● **TASK OBJECTIVE**
Take all the material and copy it exactly.

● **DATA TO PROCESS**

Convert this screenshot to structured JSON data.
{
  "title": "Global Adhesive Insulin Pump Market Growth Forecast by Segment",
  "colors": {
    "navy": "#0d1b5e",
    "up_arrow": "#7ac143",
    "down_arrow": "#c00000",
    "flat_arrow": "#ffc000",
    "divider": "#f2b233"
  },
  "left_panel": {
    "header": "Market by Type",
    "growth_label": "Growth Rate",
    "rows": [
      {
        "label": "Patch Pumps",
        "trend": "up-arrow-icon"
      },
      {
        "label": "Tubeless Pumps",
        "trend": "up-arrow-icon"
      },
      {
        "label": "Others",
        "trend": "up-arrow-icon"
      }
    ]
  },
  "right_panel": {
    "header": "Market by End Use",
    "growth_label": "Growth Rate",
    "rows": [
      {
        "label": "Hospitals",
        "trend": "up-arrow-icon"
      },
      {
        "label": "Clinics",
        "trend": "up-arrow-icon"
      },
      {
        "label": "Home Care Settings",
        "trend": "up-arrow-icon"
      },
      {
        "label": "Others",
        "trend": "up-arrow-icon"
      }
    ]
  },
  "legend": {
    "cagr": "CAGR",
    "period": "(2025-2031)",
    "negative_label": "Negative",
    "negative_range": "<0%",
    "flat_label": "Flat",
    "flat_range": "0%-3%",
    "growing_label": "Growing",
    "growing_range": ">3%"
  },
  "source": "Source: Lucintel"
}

● **PROBLEM SOLUTION**
Convert this screenshot to structured JSON data.
{
  "title": "Global Adhesive Insulin Pump Market Growth Forecast by Segment",
  "colors": {
    "navy": "#0d1b5e",
    "up_arrow": "#7ac143",
    "down_arrow": "#c00000",
    "flat_arrow": "#ffc000",
    "divider": "#f2b233"
  },
  "left_panel": {
    "header": "Market by Type",
    "growth_label": "Growth Rate",
    "rows": [
      {
        "label": "Patch Pumps",
        "trend": "up-arrow-icon"
      },
      {
        "label": "Tubeless Pumps",
        "trend": "up-arrow-icon"
      },
      {
        "label": "Others",
        "trend": "up-arrow-icon"
      }
    ]
  },
  "right_panel": {
    "header": "Market by End Use",
    "growth_label": "Growth Rate",
    "rows": [
      {
        "label": "Hospitals",
        "trend": "up-arrow-icon"
      },
      {
        "label": "Clinics",
        "trend": "up-arrow-icon"
      },
      {
        "label": "Home Care Settings",
        "trend": "up-arrow-icon"
      },
      {
        "label": "Others",
        "trend": "up-arrow-icon"
      }
    ]
  },
  "legend": {
    "cagr": "CAGR",
    "period": "(2025-2031)",
    "negative_label": "Negative",
    "negative_range": "<0%",
    "flat_label": "Flat",
    "flat_range": "0%-3%",
    "growing_label": "Growing",
    "growing_range": ">3%"
  },
  "source": "Source: Lucintel"
}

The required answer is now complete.